* start Data to process *

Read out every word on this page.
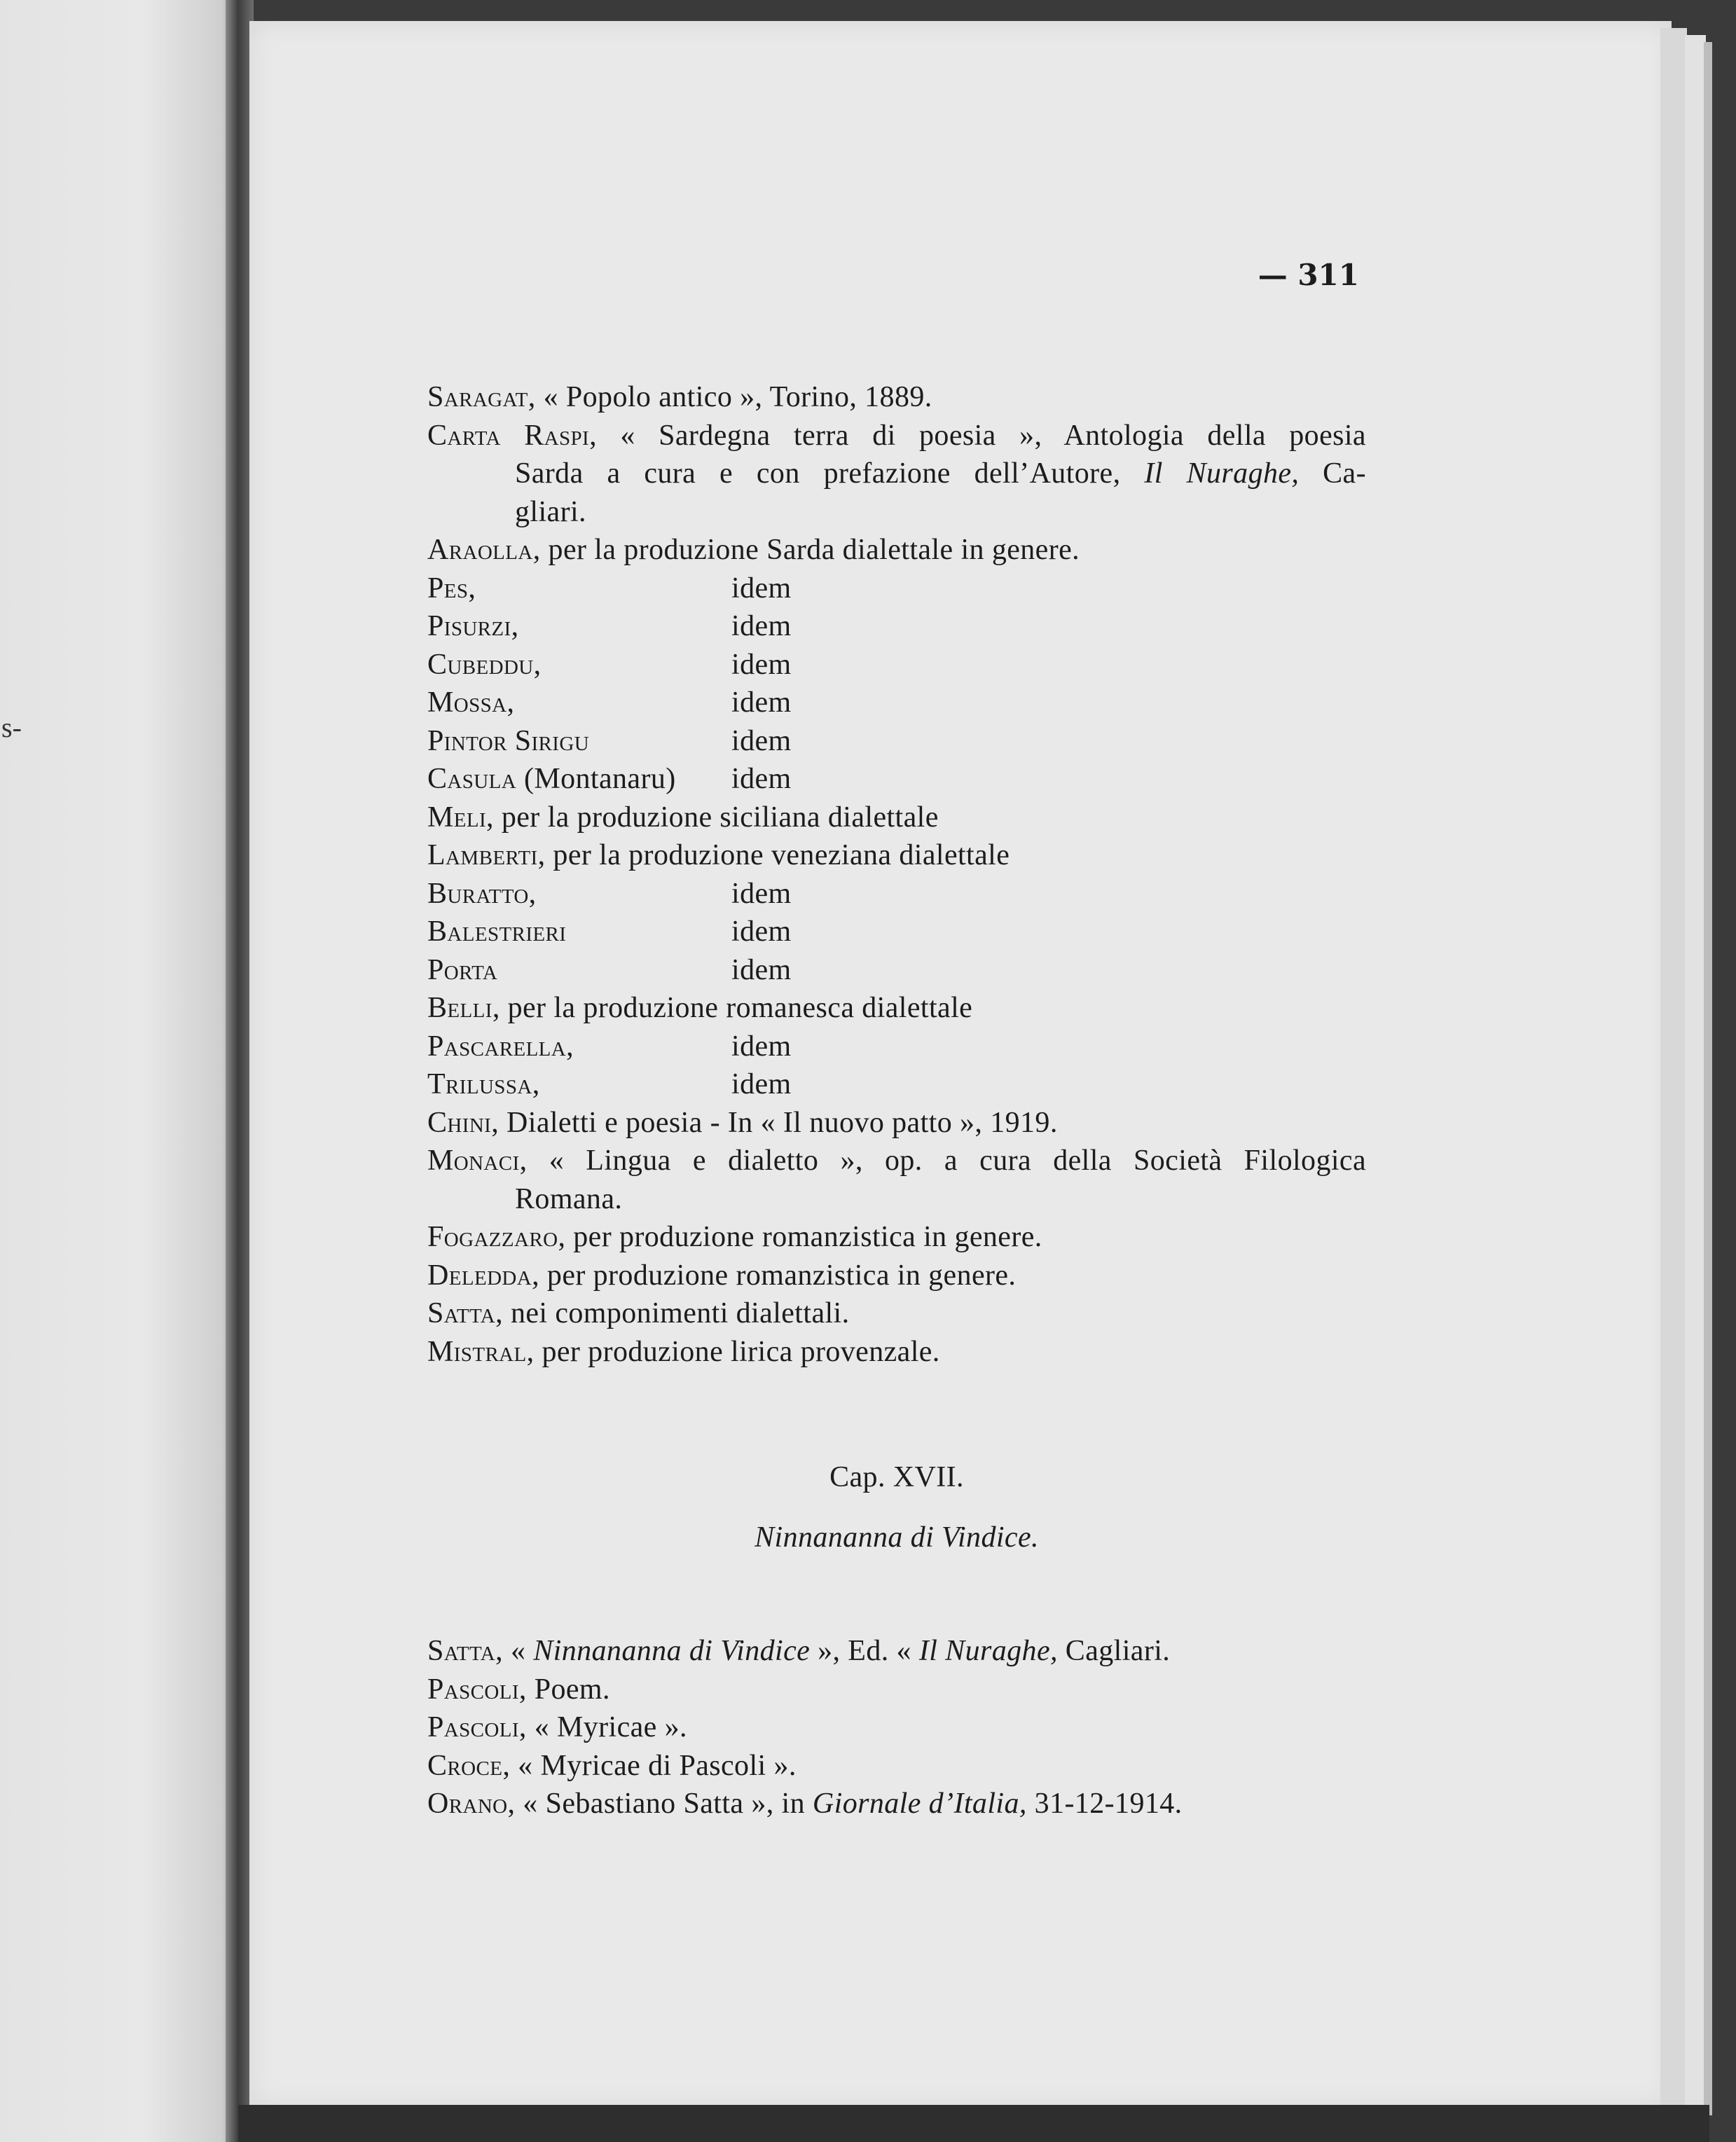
s-
— 311
Saragat, « Popolo antico », Torino, 1889.
Carta Raspi, « Sardegna terra di poesia », Antologia della poesia
Sarda a cura e con prefazione dell’Autore, Il Nuraghe, Ca-
gliari.
Araolla, per la produzione Sarda dialettale in genere.
Pes,	idem
Pisurzi,	idem
Cubeddu,	idem
Mossa,	idem
Pintor Sirigu	idem
Casula (Montanaru) idem
Meli, per la produzione siciliana dialettale
Lamberti, per la produzione veneziana dialettale
Buratto,	idem
Balestrieri	idem
Porta	idem
Belli, per la produzione romanesca dialettale
Pascarella,	idem
Trilussa,	idem
Chini, Dialetti e poesia - In « Il nuovo patto », 1919.
Monaci, « Lingua e dialetto », op. a cura della Società Filologica
Romana.
Fogazzaro, per produzione romanzistica in genere.
Deledda, per produzione romanzistica in genere.
Satta, nei componimenti dialettali.
Mistral, per produzione lirica provenzale.
Cap. XVII.
Ninnananna di Vindice.
Satta, « Ninnananna di Vindice », Ed. « Il Nuraghe, Cagliari.
Pascoli, Poem.
Pascoli, « Myricae ».
Croce, « Myricae di Pascoli ».
Orano, « Sebastiano Satta », in Giornale d’Italia, 31-12-1914.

* end Data to process *

• Exercise directions
Copy out each line of the material that holds the word "Sarda".

• Worked solution
Sarda a cura e con prefazione dell’Autore, Il Nuraghe, Ca-
Araolla, per la produzione Sarda dialettale in genere.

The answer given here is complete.